• [Description of the task]:
Answer these questions using the passage about The Heathen School, and ignore the listing:
1. In what season and year did the Paris Commune rule the French capital?
2. For which award was The Heathen School longlisted?
3. According to the passage, what did the Foreign Mission School destroy?

── Passage given

The Heathen School: A Story of Hope and Betrayal in the Age of the Early Republic
John Demos

Great failure is often more enduring than we realize. Before the downward spiral, the effort seems to cast the future in its image. It captures a moment and then goes uncommemorated. Yet it does not go away. It is as if the hopes it once contained continue to smolder.

The Paris Commune, the revolutionary socialist government that ruled the French capital in the spring of 1871, was such a failure: virtually erased from the public memory of modern Paris, but an inspiration to generations of socialists before the Russian Revolution and a corresponding source of fear for their opponents. Another such failure was the Foreign Mission School of Cornwall, Connecticut, the subject of John Demos’s new book, The Heathen School, freshly longlisted for the 2014 National Book Award.

The comparison, I concede, seems grandiose. The Commune left thousands, possibly tens of thousands, dead and large swaths of Paris in ruins. The Foreign Mission School destroyed only itself, leaving disillusioned graduates and an embittered and divided local community that threatened, but never executed, violence. It did its damage at a distance.

────
── Extracted entries

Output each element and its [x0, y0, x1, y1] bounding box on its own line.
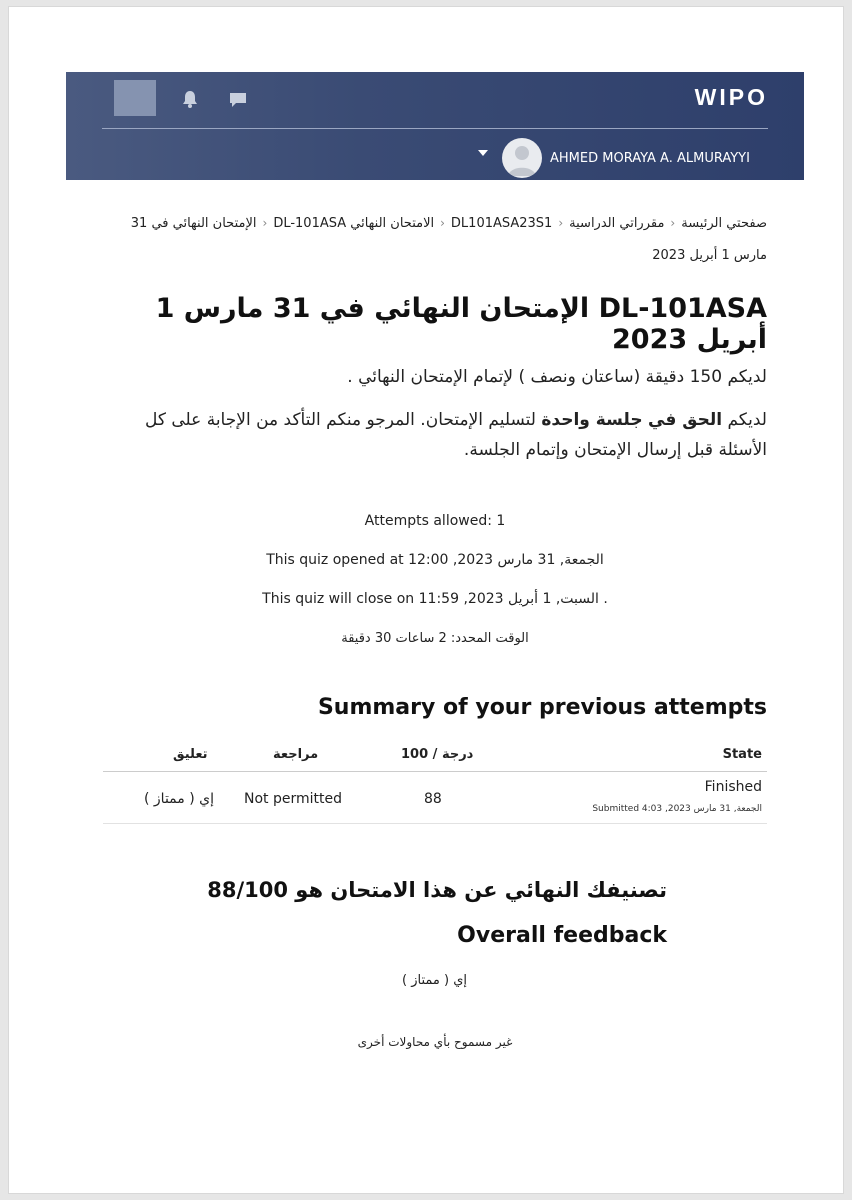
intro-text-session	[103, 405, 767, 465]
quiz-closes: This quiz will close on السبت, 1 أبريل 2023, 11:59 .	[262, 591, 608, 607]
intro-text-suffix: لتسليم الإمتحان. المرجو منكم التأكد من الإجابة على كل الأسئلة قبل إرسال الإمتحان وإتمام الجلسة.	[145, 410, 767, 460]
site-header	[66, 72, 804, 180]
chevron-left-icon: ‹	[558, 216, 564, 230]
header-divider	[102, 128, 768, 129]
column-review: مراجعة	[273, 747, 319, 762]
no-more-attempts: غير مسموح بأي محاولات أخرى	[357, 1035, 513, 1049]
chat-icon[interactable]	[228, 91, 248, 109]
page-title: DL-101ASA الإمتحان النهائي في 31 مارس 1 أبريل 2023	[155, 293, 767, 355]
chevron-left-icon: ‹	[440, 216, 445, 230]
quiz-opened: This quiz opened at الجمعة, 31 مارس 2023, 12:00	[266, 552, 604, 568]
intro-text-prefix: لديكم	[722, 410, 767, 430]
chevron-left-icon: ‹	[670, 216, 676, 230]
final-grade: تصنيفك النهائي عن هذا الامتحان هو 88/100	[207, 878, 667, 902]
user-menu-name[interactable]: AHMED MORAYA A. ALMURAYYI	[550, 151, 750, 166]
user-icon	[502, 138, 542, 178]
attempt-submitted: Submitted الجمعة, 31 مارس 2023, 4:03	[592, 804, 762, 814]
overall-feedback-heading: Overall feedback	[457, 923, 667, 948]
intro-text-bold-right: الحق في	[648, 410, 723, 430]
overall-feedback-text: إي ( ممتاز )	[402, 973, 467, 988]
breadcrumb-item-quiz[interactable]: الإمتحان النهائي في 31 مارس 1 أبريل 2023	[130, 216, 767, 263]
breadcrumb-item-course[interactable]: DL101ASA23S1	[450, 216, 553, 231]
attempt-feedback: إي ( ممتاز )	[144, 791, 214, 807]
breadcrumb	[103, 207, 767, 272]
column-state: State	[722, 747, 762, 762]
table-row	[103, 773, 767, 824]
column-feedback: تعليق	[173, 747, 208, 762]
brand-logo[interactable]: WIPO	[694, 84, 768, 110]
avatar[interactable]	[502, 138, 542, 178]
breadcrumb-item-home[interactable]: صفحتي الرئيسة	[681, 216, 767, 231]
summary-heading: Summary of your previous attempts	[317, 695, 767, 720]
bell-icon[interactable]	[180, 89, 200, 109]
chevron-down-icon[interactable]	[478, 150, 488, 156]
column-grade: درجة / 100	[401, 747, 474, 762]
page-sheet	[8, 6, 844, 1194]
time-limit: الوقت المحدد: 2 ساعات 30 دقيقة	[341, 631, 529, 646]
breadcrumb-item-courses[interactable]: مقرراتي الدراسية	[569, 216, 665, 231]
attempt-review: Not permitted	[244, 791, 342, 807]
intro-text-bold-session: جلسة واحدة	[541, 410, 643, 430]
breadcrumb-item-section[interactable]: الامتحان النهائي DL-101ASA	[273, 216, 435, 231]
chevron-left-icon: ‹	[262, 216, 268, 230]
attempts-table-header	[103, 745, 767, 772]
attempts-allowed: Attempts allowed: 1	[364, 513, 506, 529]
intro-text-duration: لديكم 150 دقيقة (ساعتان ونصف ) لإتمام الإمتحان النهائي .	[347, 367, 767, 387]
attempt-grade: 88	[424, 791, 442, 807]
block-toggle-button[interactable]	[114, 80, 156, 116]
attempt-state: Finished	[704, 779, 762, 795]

────
── Extracted entries

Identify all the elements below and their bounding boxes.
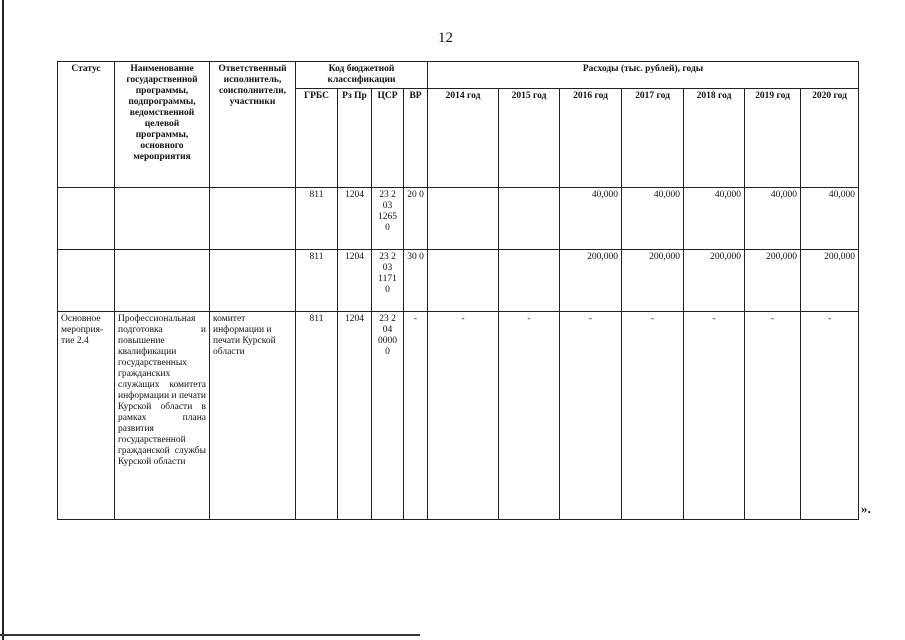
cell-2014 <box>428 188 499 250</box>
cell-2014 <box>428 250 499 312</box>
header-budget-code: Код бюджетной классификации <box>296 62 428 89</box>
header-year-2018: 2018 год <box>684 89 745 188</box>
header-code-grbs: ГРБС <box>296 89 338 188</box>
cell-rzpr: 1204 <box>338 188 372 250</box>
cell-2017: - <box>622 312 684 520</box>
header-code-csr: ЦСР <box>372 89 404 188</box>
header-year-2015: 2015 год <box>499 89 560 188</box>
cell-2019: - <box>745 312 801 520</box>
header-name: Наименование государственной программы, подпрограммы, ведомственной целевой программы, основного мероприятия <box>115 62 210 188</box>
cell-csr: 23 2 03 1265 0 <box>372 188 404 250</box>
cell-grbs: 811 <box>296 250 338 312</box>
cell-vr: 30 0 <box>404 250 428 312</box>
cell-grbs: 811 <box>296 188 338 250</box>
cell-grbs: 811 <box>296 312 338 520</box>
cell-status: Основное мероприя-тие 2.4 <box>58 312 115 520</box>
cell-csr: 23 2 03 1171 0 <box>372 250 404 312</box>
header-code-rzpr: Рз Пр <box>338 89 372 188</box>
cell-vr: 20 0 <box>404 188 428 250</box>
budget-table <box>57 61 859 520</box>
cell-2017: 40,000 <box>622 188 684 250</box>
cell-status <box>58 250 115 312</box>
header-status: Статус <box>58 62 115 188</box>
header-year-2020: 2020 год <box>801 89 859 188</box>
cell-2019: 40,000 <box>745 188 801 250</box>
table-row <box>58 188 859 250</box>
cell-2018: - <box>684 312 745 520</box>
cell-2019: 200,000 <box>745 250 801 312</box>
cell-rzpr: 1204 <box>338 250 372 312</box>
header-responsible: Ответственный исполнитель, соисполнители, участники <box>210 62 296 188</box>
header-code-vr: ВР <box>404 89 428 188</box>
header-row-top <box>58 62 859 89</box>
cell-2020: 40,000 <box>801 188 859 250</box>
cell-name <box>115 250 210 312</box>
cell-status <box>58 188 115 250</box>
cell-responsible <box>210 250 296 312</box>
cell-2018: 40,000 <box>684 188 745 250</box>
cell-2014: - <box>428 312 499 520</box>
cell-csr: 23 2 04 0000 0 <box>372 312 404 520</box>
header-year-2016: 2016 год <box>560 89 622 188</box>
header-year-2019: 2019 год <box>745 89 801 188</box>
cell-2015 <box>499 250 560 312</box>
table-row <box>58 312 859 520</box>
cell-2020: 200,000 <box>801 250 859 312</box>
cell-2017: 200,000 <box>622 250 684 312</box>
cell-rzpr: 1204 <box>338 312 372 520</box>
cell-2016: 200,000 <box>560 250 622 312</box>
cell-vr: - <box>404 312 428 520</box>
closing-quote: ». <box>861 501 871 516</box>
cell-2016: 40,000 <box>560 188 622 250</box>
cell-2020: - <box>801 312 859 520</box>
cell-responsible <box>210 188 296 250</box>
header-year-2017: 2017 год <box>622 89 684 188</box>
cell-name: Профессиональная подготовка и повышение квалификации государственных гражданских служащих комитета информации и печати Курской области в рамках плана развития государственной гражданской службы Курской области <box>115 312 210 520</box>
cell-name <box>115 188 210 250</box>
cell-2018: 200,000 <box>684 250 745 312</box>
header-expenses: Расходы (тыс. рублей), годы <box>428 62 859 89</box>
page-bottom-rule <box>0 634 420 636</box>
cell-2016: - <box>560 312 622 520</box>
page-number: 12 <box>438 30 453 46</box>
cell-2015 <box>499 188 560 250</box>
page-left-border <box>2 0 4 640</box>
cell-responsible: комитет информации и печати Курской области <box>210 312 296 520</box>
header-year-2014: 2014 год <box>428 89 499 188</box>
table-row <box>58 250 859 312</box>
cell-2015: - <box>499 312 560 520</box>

────

• [Finished task]:
1. The spring of 1871.
2. The 2014 National Book Award.
3. Only itself.